Reproduce all lines of the listing below in which the word "including" occurs.

───── Records for the task ─────

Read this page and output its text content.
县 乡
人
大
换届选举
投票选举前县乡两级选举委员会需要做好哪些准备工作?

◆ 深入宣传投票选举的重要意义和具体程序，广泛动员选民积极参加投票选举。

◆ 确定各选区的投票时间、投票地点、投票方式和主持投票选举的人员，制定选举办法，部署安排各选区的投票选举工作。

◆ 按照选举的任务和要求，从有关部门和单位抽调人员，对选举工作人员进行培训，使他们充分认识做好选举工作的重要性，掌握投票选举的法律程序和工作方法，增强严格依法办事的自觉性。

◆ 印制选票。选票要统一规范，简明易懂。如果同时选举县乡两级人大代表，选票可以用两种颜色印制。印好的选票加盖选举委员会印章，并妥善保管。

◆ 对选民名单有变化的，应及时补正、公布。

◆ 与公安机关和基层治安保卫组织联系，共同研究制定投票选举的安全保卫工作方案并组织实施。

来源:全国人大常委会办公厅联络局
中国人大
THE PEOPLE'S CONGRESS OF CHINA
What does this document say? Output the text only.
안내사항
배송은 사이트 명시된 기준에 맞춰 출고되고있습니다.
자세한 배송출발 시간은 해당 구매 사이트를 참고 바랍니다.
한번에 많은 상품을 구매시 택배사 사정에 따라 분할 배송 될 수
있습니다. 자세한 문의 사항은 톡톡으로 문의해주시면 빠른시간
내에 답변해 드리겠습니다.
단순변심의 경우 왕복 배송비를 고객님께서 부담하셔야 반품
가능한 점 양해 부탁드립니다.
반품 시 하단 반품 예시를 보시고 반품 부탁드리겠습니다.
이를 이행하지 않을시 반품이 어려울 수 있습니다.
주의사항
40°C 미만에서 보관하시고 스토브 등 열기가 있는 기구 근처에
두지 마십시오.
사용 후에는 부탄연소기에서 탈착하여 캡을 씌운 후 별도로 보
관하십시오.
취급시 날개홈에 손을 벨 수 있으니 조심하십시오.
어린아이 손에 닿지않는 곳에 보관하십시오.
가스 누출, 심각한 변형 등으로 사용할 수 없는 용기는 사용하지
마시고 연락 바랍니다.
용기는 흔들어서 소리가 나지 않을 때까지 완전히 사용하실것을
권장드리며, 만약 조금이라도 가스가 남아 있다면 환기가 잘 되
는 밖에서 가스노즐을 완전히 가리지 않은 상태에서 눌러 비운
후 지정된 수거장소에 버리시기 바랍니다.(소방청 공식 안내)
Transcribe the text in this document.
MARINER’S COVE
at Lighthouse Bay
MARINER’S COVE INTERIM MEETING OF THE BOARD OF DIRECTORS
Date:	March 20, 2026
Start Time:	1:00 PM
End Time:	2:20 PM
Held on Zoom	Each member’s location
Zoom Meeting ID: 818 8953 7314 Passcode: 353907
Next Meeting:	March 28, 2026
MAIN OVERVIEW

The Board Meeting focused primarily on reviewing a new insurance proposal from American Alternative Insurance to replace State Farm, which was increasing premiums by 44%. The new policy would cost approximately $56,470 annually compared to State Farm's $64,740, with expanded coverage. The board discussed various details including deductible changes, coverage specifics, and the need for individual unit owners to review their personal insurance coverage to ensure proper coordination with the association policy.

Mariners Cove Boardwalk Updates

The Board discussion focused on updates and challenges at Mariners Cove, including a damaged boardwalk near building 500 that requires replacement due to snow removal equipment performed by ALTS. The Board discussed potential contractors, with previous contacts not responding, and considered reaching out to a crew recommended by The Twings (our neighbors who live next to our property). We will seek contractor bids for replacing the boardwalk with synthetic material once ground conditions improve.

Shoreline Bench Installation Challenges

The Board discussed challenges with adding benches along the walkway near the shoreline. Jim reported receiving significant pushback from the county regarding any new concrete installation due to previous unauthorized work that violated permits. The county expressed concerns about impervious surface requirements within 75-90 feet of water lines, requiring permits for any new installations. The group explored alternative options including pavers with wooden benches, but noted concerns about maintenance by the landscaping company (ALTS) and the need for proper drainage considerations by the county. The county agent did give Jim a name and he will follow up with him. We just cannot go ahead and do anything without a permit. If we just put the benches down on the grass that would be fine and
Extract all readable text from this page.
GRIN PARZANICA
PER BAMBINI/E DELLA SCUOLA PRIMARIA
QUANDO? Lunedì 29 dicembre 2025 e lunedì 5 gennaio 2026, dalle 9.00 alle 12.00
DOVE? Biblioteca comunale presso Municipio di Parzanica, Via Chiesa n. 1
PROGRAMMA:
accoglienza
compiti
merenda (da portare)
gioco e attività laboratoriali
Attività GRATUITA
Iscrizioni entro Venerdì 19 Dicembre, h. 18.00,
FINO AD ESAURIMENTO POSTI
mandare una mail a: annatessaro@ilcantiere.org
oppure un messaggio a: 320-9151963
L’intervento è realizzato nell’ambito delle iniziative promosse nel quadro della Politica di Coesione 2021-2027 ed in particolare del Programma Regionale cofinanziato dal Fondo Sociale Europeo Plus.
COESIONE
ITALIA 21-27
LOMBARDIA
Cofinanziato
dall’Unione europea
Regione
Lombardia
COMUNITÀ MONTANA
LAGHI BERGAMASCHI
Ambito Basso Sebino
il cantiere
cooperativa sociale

─────

**Output**:
The Board Meeting focused primarily on reviewing a new insurance proposal from American Alternative Insurance to replace State Farm, which was increasing premiums by 44%. The new policy would cost approximately $56,470 annually compared to State Farm's $64,740, with expanded coverage. The board discussed various details including deductible changes, coverage specifics, and the need for individual unit owners to review their personal insurance coverage to ensure proper coordination with the association policy.
The Board discussion focused on updates and challenges at Mariners Cove, including a damaged boardwalk near building 500 that requires replacement due to snow removal equipment performed by ALTS. The Board discussed potential contractors, with previous contacts not responding, and considered reaching out to a crew recommended by The Twings (our neighbors who live next to our property). We will seek contractor bids for replacing the boardwalk with synthetic material once ground conditions improve.
The Board discussed challenges with adding benches along the walkway near the shoreline. Jim reported receiving significant pushback from the county regarding any new concrete installation due to previous unauthorized work that violated permits. The county expressed concerns about impervious surface requirements within 75-90 feet of water lines, requiring permits for any new installations. The group explored alternative options including pavers with wooden benches, but noted concerns about maintenance by the landscaping company (ALTS) and the need for proper drainage considerations by the county. The county agent did give Jim a name and he will follow up with him. We just cannot go ahead and do anything without a permit. If we just put the benches down on the grass that would be fine and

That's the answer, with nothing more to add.